EXERCISE: Assemble all lines in which the string "bisher" appears.

Data excerpts:
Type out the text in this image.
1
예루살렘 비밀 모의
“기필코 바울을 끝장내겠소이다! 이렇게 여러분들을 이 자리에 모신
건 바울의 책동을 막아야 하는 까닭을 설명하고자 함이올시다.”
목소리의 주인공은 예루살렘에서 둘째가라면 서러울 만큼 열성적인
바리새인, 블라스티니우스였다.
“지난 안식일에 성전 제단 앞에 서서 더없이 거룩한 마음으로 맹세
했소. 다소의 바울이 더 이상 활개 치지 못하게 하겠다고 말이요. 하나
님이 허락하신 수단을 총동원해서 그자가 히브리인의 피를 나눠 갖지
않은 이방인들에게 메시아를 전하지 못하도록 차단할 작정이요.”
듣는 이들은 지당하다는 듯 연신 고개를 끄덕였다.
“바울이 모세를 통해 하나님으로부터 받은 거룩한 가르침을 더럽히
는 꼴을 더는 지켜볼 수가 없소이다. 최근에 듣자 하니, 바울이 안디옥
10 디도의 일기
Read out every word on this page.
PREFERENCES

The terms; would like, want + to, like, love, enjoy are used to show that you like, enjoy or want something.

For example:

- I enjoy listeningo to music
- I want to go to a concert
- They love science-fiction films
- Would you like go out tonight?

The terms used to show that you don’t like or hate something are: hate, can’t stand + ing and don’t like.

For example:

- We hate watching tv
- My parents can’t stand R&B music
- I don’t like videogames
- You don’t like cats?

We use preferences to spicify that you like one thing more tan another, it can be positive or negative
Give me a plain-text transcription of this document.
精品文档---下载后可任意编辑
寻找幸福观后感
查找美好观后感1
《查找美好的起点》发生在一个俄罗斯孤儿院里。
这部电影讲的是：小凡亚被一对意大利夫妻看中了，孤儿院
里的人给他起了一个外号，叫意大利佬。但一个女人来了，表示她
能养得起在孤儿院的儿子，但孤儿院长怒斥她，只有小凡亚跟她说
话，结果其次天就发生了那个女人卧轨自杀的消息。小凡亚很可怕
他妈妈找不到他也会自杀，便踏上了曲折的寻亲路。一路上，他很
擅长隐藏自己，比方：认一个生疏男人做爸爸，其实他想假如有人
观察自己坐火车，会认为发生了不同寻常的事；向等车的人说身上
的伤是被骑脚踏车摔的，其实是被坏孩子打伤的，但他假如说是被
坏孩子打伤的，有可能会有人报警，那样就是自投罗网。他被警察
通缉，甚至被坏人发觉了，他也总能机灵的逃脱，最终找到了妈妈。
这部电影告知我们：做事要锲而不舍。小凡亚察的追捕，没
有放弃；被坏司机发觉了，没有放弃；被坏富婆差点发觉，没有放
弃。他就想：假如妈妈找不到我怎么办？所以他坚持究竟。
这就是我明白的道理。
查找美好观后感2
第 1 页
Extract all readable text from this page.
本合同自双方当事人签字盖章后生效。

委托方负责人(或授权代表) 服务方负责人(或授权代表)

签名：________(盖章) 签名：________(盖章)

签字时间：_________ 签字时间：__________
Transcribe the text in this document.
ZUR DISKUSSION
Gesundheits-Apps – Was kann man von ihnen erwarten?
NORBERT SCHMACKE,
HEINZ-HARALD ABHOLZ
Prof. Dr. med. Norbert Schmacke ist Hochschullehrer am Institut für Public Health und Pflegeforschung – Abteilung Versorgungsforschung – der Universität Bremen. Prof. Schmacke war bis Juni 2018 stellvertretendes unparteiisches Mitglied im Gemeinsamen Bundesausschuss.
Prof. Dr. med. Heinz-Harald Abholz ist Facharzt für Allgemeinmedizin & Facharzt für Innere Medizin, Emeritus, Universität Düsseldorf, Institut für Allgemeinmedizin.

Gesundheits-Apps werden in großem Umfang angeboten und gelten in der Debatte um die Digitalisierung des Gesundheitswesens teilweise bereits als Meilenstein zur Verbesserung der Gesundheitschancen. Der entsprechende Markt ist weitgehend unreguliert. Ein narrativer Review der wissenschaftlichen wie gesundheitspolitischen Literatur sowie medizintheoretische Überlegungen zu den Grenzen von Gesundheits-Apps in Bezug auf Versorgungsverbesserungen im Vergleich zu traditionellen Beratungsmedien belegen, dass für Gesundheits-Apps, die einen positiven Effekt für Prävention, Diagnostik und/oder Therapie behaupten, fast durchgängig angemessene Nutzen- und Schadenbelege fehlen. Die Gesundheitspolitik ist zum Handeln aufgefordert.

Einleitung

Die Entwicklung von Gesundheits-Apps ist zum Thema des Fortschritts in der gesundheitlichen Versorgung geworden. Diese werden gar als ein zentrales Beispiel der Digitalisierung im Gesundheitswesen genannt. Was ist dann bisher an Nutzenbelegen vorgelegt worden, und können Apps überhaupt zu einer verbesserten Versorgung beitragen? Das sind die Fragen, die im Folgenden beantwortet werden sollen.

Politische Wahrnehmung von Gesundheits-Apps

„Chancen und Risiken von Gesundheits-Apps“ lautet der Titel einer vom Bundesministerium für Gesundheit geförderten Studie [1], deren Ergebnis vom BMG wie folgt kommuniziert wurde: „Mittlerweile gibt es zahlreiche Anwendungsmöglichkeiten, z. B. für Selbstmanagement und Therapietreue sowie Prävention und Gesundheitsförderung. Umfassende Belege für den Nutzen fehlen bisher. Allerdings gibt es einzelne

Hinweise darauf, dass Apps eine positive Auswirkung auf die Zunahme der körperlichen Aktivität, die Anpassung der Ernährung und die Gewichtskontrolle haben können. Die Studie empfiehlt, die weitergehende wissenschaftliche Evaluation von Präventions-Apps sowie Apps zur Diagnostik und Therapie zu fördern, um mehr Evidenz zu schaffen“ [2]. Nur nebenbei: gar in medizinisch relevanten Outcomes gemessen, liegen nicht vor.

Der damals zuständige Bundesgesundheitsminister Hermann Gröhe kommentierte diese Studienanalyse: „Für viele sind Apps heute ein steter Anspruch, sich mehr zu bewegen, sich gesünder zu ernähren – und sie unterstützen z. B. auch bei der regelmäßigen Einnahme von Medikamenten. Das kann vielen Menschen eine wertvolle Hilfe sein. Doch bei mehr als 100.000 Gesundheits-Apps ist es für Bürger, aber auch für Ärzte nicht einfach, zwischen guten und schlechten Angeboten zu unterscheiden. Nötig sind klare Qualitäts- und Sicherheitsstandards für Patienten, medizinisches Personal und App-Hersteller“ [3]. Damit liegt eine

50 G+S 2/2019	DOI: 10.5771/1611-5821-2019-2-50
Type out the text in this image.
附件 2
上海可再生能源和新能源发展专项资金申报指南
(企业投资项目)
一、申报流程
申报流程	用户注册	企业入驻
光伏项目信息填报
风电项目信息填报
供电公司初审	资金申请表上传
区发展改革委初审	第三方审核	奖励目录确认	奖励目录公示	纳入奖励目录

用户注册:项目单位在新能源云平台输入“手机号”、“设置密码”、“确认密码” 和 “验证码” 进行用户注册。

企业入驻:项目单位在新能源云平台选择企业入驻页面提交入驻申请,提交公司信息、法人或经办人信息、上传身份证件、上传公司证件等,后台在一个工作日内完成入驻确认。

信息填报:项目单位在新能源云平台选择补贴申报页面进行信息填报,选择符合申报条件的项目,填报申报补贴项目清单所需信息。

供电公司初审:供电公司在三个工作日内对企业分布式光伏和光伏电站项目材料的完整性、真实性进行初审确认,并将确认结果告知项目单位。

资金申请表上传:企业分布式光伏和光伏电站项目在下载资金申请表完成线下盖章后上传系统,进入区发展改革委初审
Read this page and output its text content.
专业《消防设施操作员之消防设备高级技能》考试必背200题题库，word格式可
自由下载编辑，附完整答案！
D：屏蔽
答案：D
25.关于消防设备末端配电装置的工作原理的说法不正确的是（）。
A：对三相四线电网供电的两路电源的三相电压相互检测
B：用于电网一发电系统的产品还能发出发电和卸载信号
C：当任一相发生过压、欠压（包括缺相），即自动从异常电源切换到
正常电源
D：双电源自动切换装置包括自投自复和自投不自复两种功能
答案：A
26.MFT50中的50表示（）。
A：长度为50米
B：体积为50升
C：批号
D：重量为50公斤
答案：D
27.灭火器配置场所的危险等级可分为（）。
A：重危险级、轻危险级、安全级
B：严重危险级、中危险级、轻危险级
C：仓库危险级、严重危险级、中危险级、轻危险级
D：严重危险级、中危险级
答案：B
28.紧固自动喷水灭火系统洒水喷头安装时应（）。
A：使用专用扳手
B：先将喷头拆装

THE ANSWER:
Die Entwicklung von Gesundheits-Apps ist zum Thema des Fortschritts in der gesundheitlichen Versorgung geworden. Diese werden gar als ein zentrales Beispiel der Digitalisierung im Gesundheitswesen genannt. Was ist dann bisher an Nutzenbelegen vorgelegt worden, und können Apps überhaupt zu einer verbesserten Versorgung beitragen? Das sind die Fragen, die im Folgenden beantwortet werden sollen.
„Chancen und Risiken von Gesundheits-Apps“ lautet der Titel einer vom Bundesministerium für Gesundheit geförderten Studie [1], deren Ergebnis vom BMG wie folgt kommuniziert wurde: „Mittlerweile gibt es zahlreiche Anwendungsmöglichkeiten, z. B. für Selbstmanagement und Therapietreue sowie Prävention und Gesundheitsförderung. Umfassende Belege für den Nutzen fehlen bisher. Allerdings gibt es einzelne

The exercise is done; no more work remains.